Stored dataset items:
start

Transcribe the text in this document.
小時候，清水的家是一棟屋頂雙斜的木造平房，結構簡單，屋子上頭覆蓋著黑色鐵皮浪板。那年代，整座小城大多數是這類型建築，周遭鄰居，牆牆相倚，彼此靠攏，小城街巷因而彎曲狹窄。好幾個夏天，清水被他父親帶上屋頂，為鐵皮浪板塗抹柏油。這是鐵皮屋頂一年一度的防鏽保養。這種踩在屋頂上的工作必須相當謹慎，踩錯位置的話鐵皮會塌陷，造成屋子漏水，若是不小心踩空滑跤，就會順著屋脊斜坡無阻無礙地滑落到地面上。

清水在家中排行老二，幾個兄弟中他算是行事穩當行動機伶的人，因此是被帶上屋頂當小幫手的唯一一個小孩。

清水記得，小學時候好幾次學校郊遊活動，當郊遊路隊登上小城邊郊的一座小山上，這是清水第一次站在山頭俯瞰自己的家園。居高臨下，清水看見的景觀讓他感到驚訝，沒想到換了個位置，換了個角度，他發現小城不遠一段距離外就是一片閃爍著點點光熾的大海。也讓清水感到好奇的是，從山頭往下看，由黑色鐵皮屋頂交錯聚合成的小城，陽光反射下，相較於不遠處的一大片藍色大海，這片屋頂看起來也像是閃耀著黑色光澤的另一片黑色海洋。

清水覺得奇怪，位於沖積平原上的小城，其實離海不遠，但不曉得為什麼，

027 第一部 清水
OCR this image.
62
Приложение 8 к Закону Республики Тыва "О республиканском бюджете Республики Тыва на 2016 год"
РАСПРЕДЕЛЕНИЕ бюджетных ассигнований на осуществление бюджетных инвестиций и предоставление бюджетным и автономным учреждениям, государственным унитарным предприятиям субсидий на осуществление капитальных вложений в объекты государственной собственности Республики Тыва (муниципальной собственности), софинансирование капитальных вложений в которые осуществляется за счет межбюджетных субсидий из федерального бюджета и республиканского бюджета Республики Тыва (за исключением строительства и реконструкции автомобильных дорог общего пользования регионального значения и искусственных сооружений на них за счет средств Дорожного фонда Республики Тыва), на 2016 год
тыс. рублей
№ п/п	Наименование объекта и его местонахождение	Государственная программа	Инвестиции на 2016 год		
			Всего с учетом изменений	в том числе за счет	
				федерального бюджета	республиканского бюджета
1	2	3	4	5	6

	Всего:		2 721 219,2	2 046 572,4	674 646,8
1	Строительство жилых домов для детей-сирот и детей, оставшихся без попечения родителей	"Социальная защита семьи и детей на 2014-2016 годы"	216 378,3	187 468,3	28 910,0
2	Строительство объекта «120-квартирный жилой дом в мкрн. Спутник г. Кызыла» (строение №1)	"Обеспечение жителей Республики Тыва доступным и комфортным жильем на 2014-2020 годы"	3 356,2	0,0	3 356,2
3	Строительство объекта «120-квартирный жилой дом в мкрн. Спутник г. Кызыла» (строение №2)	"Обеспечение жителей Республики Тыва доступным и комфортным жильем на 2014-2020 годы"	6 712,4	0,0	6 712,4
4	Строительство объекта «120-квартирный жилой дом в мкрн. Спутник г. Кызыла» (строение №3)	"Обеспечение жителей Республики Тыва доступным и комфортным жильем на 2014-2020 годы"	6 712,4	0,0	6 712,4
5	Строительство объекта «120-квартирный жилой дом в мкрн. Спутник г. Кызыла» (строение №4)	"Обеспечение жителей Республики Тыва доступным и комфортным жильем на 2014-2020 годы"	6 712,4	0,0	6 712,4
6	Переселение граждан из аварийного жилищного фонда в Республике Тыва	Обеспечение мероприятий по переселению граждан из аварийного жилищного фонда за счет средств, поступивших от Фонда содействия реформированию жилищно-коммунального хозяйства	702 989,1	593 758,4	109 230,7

end

Directions for this task. Exactly reproduce every line of the data above.

Response to the exercise.
Transcribe the text in this document.
小時候，清水的家是一棟屋頂雙斜的木造平房，結構簡單，屋子上頭覆蓋著黑色鐵皮浪板。那年代，整座小城大多數是這類型建築，周遭鄰居，牆牆相倚，彼此靠攏，小城街巷因而彎曲狹窄。好幾個夏天，清水被他父親帶上屋頂，為鐵皮浪板塗抹柏油。這是鐵皮屋頂一年一度的防鏽保養。這種踩在屋頂上的工作必須相當謹慎，踩錯位置的話鐵皮會塌陷，造成屋子漏水，若是不小心踩空滑跤，就會順著屋脊斜坡無阻無礙地滑落到地面上。

清水在家中排行老二，幾個兄弟中他算是行事穩當行動機伶的人，因此是被帶上屋頂當小幫手的唯一一個小孩。

清水記得，小學時候好幾次學校郊遊活動，當郊遊路隊登上小城邊郊的一座小山上，這是清水第一次站在山頭俯瞰自己的家園。居高臨下，清水看見的景觀讓他感到驚訝，沒想到換了個位置，換了個角度，他發現小城不遠一段距離外就是一片閃爍著點點光熾的大海。也讓清水感到好奇的是，從山頭往下看，由黑色鐵皮屋頂交錯聚合成的小城，陽光反射下，相較於不遠處的一大片藍色大海，這片屋頂看起來也像是閃耀著黑色光澤的另一片黑色海洋。

清水覺得奇怪，位於沖積平原上的小城，其實離海不遠，但不曉得為什麼，

027 第一部 清水
OCR this image.
62
Приложение 8 к Закону Республики Тыва "О республиканском бюджете Республики Тыва на 2016 год"
РАСПРЕДЕЛЕНИЕ бюджетных ассигнований на осуществление бюджетных инвестиций и предоставление бюджетным и автономным учреждениям, государственным унитарным предприятиям субсидий на осуществление капитальных вложений в объекты государственной собственности Республики Тыва (муниципальной собственности), софинансирование капитальных вложений в которые осуществляется за счет межбюджетных субсидий из федерального бюджета и республиканского бюджета Республики Тыва (за исключением строительства и реконструкции автомобильных дорог общего пользования регионального значения и искусственных сооружений на них за счет средств Дорожного фонда Республики Тыва), на 2016 год
тыс. рублей
№ п/п	Наименование объекта и его местонахождение	Государственная программа	Инвестиции на 2016 год		
			Всего с учетом изменений	в том числе за счет	
				федерального бюджета	республиканского бюджета
1	2	3	4	5	6

	Всего:		2 721 219,2	2 046 572,4	674 646,8
1	Строительство жилых домов для детей-сирот и детей, оставшихся без попечения родителей	"Социальная защита семьи и детей на 2014-2016 годы"	216 378,3	187 468,3	28 910,0
2	Строительство объекта «120-квартирный жилой дом в мкрн. Спутник г. Кызыла» (строение №1)	"Обеспечение жителей Республики Тыва доступным и комфортным жильем на 2014-2020 годы"	3 356,2	0,0	3 356,2
3	Строительство объекта «120-квартирный жилой дом в мкрн. Спутник г. Кызыла» (строение №2)	"Обеспечение жителей Республики Тыва доступным и комфортным жильем на 2014-2020 годы"	6 712,4	0,0	6 712,4
4	Строительство объекта «120-квартирный жилой дом в мкрн. Спутник г. Кызыла» (строение №3)	"Обеспечение жителей Республики Тыва доступным и комфортным жильем на 2014-2020 годы"	6 712,4	0,0	6 712,4
5	Строительство объекта «120-квартирный жилой дом в мкрн. Спутник г. Кызыла» (строение №4)	"Обеспечение жителей Республики Тыва доступным и комфортным жильем на 2014-2020 годы"	6 712,4	0,0	6 712,4
6	Переселение граждан из аварийного жилищного фонда в Республике Тыва	Обеспечение мероприятий по переселению граждан из аварийного жилищного фонда за счет средств, поступивших от Фонда содействия реформированию жилищно-коммунального хозяйства	702 989,1	593 758,4	109 230,7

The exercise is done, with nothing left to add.